Copy the records below word for word, from their first line through the line containing "points-layer bbox=[110, 126, 579, 401]", and stop there.

:::::

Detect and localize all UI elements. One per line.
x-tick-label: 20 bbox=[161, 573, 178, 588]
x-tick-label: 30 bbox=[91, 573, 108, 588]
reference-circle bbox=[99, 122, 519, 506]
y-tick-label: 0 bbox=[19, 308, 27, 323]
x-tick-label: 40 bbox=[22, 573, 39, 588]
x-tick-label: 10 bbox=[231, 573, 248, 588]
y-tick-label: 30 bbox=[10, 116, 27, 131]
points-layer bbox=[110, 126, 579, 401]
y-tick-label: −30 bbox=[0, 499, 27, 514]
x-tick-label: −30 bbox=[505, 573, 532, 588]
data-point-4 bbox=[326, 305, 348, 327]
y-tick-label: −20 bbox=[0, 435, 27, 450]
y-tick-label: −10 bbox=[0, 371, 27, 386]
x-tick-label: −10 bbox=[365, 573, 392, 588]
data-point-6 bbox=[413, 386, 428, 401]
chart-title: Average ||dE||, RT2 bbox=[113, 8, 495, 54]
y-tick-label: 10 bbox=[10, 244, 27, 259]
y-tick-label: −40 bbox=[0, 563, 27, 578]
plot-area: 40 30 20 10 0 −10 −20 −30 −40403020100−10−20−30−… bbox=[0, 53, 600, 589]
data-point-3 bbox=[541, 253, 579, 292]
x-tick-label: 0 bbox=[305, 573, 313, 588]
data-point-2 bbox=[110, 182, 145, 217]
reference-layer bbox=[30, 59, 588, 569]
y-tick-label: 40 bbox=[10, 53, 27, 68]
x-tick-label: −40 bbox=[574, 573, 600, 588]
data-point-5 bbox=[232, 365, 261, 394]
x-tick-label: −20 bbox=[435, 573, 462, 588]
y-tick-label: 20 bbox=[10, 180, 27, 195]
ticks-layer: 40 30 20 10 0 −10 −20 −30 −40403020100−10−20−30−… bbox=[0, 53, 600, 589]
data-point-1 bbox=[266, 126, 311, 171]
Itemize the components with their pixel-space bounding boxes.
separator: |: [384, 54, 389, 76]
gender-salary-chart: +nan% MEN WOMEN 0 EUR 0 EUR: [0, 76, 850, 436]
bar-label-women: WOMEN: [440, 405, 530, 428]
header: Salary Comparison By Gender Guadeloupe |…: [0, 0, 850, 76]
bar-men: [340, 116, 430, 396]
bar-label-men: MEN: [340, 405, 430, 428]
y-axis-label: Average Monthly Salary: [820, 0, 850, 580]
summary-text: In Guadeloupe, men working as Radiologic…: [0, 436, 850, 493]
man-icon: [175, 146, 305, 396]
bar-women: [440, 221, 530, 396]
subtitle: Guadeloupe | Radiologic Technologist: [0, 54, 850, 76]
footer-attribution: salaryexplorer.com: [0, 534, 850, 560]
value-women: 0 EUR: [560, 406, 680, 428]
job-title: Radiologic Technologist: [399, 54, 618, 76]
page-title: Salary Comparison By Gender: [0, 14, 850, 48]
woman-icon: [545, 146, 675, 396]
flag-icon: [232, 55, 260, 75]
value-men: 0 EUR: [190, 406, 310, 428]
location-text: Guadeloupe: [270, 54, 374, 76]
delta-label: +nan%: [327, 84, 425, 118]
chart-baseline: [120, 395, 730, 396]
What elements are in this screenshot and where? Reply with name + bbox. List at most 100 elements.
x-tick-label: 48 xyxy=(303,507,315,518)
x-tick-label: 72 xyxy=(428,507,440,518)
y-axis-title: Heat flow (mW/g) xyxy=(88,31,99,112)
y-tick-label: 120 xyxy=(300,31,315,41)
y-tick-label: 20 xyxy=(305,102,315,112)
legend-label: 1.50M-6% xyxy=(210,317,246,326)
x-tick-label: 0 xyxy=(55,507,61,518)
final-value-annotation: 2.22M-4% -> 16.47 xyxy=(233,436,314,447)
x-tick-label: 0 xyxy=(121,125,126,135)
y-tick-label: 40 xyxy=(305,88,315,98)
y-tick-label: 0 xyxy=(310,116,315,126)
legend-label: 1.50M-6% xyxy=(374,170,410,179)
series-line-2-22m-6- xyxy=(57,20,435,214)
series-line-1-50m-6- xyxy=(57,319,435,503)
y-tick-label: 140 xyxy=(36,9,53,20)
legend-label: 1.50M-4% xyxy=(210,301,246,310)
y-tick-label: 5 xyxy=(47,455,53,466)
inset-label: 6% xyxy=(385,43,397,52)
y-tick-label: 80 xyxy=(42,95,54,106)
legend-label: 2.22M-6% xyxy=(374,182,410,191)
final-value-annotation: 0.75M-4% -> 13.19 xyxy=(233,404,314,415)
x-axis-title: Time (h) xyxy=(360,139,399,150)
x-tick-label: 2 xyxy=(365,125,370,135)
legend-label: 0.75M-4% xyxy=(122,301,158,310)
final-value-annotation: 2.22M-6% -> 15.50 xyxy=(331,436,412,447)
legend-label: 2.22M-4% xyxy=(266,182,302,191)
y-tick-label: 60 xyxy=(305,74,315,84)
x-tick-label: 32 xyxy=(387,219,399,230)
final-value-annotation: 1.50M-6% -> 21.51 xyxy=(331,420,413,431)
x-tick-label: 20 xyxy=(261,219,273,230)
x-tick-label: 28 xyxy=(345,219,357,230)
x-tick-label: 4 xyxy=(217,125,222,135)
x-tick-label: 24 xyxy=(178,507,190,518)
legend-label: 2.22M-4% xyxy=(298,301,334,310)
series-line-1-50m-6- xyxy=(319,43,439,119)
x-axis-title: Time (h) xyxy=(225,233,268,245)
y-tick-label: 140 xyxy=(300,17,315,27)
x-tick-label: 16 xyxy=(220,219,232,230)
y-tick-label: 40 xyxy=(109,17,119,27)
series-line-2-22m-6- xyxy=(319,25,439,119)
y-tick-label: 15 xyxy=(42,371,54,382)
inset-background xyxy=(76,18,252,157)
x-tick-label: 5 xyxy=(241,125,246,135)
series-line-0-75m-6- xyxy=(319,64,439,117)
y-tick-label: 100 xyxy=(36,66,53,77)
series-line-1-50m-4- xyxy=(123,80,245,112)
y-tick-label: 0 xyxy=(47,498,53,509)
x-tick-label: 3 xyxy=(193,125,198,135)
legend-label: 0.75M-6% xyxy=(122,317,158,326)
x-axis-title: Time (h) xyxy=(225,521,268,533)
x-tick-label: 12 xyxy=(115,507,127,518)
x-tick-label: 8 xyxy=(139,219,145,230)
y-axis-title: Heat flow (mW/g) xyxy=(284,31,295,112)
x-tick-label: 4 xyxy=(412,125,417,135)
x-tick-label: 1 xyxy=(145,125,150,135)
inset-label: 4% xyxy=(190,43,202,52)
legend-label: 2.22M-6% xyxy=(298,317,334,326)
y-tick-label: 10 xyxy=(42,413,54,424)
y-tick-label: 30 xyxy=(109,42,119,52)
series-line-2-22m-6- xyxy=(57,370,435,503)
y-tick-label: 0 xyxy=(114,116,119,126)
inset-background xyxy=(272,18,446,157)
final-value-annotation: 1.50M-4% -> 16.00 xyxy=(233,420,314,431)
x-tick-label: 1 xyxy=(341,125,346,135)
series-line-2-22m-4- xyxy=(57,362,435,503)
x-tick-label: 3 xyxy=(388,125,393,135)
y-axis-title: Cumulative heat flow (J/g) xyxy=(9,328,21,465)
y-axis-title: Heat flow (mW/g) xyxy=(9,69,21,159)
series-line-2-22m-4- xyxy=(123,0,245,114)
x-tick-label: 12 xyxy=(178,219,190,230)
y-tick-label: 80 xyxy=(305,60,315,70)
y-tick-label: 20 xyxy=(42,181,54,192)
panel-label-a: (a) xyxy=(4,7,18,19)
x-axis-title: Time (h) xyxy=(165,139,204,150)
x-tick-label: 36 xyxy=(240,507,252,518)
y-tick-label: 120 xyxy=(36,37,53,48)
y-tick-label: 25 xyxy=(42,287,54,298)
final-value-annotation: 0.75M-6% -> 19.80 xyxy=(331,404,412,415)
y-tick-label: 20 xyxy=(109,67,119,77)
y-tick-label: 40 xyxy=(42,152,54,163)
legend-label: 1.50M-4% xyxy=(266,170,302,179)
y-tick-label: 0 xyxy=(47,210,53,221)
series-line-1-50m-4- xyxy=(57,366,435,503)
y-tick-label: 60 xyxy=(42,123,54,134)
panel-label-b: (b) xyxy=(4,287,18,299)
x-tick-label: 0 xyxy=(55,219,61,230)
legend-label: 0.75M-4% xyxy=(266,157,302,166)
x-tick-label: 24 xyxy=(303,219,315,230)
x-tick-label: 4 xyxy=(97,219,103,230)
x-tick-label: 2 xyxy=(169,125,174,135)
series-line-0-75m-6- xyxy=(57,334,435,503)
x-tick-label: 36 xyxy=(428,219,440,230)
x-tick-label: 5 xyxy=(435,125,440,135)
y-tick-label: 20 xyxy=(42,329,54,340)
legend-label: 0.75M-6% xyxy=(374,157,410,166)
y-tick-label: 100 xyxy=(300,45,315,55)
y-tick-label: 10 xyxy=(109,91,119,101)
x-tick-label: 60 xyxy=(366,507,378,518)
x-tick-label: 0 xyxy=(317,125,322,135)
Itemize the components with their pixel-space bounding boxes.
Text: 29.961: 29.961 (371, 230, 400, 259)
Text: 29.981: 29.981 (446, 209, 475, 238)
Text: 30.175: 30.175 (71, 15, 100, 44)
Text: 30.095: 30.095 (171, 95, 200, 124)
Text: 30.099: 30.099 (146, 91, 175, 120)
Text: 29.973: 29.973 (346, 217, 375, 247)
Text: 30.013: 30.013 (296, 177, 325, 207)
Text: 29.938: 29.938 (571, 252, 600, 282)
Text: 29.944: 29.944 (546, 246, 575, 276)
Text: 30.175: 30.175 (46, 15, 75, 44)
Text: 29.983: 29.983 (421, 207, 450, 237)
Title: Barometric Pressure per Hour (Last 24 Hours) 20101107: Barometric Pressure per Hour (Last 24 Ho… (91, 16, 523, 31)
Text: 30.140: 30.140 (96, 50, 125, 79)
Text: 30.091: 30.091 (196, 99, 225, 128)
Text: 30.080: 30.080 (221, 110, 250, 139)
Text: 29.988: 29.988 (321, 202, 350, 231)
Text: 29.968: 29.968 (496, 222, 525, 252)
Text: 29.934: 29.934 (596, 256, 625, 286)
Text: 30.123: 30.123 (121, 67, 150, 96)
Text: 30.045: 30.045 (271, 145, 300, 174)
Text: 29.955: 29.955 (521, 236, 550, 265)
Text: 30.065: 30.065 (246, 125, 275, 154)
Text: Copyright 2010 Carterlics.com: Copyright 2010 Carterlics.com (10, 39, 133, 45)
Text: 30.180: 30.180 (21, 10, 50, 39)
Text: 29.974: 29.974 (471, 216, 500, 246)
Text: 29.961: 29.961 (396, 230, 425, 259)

:::::

Written answer:
Detect and localize all UI elements. One per line.
x-tick-label: 20 bbox=[161, 573, 178, 588]
x-tick-label: 30 bbox=[91, 573, 108, 588]
reference-circle bbox=[99, 122, 519, 506]
y-tick-label: 0 bbox=[19, 308, 27, 323]
x-tick-label: 40 bbox=[22, 573, 39, 588]
x-tick-label: 10 bbox=[231, 573, 248, 588]
y-tick-label: 30 bbox=[10, 116, 27, 131]
points-layer bbox=[110, 126, 579, 401]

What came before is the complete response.